▸ Document:

How is it possible that it took from 1848, when Wisconsin became a
state, to 1982, for Wisconsin courts to determine whether foreclosure judgments
were final orders appealable as of right?
Remember: foreclosure law was a relatively sleepy backwater of the law
for years and years – centuries – before heating up in the first decade of the 21st
century.
Which isn’t to say there was no litigation. Shuput is an early example of the
kinds of litigation that would be spawned 25 years later, as the parties
bickered over the finality of judgments, whether their attorneys were
competent, the delay in the case, and the effect of a stipulation trying to
resolve the case.
Shuput sold the Lauers a liquor business, and the Lauers defaulted on the
purchase. So Shuput sued for
foreclosure, apparently having retained a second lien on the property, and the
Lauers counterclaimed for misrepresentation.
Sounds familiar, right?
Then, the parties entered into a stipulation which had the Lauers waive
their claims while Shuput agreed to reinstate the loan, with a waiver of
further proceedings if there was another default. Sounds familiar-er, doesn’t it?

▸ Exercise objective: Write the next part of the piece on Wisconsin foreclosure law and the Shuput case, picking up after its final sentence.

▸ Extracted material:
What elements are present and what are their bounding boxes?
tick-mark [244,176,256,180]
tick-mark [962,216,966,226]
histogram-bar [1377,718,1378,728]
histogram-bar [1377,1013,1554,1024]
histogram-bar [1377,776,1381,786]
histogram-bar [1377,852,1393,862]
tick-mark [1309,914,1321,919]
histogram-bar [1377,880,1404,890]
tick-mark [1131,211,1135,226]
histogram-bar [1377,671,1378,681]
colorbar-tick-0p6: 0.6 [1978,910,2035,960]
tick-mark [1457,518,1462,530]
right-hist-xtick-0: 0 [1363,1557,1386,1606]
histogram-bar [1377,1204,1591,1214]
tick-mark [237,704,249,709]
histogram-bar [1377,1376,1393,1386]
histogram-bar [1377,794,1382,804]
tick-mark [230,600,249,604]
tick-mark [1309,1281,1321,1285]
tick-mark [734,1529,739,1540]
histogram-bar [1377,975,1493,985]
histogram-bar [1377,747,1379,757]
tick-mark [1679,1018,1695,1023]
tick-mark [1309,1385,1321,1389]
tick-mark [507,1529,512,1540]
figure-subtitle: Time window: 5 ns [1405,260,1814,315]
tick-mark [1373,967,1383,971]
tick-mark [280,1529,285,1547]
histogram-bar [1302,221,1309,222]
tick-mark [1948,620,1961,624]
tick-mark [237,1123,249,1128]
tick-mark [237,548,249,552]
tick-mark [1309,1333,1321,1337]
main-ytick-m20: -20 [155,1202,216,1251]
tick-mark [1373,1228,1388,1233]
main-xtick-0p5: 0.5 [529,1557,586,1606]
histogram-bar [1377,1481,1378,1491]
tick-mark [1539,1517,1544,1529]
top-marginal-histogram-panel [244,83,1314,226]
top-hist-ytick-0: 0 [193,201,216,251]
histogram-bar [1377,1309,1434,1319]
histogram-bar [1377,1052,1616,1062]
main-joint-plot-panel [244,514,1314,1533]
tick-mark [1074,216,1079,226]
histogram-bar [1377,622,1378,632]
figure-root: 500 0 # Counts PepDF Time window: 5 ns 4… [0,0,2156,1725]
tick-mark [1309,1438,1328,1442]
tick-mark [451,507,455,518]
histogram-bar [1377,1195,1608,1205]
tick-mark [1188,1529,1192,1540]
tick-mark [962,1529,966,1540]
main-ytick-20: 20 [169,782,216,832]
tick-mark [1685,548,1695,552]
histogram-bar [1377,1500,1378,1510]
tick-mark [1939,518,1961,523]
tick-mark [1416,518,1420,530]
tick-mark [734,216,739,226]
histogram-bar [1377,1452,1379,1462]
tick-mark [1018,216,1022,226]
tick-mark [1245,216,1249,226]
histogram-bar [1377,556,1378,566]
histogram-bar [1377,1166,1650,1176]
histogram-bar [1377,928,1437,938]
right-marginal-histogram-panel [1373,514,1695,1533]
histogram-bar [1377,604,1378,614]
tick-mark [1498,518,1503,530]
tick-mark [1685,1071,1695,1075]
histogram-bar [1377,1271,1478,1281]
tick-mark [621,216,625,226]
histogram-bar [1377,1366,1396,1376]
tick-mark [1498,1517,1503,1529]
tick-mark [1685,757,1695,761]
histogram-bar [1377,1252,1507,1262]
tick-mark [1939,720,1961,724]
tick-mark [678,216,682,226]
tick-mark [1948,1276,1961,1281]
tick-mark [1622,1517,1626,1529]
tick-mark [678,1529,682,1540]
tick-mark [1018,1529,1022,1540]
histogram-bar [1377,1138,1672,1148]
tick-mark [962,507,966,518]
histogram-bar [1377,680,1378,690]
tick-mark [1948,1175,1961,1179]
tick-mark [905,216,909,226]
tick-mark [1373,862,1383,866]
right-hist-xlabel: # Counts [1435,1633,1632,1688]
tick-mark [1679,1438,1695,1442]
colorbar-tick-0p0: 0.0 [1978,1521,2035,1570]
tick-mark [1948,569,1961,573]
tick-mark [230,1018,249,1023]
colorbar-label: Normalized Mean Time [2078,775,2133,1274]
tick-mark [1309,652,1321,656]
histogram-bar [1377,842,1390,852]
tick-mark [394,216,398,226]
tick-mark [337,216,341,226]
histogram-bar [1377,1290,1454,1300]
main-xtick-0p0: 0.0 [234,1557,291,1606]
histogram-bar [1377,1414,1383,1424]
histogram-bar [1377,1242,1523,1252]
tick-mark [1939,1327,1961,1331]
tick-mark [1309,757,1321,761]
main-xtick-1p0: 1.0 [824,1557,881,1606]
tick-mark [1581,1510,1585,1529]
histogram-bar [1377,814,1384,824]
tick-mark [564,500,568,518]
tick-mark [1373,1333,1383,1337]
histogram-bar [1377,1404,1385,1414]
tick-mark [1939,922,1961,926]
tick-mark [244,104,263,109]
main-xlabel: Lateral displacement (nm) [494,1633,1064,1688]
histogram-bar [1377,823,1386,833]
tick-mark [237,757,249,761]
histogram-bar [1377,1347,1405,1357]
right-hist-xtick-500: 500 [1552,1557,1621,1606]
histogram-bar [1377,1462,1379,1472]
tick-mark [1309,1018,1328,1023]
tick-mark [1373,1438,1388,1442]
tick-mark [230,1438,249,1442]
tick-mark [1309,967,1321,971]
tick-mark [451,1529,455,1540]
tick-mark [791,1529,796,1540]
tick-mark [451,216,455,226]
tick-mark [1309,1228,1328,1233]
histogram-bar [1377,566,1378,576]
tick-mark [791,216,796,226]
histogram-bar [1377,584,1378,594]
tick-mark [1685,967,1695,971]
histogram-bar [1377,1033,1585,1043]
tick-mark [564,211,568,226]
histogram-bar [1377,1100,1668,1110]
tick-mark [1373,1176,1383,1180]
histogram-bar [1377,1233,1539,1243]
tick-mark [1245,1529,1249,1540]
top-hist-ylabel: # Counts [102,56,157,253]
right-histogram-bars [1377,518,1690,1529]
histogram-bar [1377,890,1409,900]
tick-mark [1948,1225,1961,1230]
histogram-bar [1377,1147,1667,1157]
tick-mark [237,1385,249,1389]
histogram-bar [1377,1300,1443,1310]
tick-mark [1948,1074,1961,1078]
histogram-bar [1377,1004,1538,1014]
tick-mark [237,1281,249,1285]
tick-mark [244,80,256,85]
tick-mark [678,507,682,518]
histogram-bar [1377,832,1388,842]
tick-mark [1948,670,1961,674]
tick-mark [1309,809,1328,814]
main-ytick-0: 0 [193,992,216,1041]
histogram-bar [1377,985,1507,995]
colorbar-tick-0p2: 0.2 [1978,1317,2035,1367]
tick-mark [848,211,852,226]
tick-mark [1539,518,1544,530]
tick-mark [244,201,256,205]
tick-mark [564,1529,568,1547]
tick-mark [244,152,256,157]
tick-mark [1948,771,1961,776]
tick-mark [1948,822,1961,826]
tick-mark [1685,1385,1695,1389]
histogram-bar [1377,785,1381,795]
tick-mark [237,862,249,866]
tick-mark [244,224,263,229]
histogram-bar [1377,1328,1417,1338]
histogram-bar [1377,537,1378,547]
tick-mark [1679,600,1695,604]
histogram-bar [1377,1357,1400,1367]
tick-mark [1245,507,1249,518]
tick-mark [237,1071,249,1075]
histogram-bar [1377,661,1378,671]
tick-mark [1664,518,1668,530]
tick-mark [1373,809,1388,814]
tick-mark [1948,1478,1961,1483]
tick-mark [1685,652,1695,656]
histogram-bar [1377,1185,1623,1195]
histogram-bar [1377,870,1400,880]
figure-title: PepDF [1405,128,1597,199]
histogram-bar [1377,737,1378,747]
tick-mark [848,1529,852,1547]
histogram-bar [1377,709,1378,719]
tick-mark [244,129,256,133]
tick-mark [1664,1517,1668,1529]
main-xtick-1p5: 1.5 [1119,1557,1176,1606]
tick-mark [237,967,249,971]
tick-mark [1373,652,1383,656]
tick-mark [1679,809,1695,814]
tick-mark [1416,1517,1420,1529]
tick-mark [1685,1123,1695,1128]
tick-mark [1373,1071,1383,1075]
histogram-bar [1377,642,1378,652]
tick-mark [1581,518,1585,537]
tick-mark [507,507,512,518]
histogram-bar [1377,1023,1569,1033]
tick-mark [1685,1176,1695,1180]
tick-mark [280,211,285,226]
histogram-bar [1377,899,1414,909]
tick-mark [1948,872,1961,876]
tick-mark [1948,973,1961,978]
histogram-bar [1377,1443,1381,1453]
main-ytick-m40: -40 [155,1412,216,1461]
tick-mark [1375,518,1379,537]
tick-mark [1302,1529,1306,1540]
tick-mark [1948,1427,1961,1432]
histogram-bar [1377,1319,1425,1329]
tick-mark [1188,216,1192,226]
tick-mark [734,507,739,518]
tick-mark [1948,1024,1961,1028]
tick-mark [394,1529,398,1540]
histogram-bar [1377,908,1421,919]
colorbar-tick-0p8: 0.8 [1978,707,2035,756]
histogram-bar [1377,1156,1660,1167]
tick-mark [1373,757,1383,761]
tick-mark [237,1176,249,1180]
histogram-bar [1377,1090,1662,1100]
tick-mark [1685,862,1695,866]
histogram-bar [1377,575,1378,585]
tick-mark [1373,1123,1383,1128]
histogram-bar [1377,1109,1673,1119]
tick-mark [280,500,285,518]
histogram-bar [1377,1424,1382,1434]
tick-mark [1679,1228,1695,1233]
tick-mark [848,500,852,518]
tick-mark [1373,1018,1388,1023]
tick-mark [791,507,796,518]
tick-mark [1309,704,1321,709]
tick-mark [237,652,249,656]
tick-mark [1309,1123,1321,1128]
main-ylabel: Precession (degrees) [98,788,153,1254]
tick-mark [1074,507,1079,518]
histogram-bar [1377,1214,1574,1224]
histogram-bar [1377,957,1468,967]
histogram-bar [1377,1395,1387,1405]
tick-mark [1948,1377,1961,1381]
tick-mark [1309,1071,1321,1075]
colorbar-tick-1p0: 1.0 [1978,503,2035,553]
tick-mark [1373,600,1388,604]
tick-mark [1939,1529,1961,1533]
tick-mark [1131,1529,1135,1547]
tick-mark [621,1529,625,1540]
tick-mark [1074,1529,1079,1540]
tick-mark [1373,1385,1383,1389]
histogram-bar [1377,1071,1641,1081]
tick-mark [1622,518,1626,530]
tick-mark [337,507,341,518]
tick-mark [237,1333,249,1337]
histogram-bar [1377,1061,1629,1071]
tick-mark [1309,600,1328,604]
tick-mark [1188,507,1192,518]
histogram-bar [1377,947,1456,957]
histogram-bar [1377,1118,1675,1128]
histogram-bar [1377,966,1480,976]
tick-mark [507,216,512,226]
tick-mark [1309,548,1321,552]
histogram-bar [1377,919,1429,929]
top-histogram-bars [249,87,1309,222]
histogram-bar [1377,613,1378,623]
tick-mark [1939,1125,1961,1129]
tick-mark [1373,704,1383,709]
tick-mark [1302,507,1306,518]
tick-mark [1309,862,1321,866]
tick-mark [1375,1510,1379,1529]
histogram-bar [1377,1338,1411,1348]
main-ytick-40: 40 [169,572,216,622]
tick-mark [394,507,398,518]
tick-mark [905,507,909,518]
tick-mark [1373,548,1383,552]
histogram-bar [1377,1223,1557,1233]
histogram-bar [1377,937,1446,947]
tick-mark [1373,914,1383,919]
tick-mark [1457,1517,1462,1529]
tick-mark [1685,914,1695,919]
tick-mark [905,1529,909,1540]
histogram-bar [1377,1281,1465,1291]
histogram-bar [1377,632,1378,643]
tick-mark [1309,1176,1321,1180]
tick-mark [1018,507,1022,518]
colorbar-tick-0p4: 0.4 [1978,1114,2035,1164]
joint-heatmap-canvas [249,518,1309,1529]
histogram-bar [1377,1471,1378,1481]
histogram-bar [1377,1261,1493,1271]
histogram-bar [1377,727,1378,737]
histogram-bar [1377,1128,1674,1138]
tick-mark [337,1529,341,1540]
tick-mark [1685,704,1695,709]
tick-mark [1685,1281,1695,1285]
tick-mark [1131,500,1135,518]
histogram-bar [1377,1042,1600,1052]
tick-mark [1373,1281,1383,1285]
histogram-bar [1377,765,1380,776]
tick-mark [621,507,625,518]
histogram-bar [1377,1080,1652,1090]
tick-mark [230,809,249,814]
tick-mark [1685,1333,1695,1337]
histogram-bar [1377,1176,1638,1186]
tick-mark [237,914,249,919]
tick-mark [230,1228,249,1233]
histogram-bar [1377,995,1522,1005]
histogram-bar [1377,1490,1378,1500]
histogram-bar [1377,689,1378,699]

▸ Task output:
Of course, the Lauers defaulted and Shuput foreclosed and got his
judgment. The Lauers then filed a motion
to reopen but did not otherwise contest the confirmation of the sale, and when
the circuit court denied the motion and confirmed the sale, they appealed, and won
– the Court of Appeals reversed, but the Supreme Court of Wisconsin reversed
again.
The key issue was whether the Shuputs had to file an appeal from the
judgment of foreclosure; holding that the judgment was a final judgment,
the Supreme Court said yes, and noted that after a judgment of
foreclosure, the only thing that remains are ministerial, executory
duties. The court looked to the
historical nature of strict foreclosure, where the judgment transferred
property immediately upon expiration of the redemption period, and held that
appeals from judgments of foreclosure need to be made from that judgment,
no the confirmation of sale.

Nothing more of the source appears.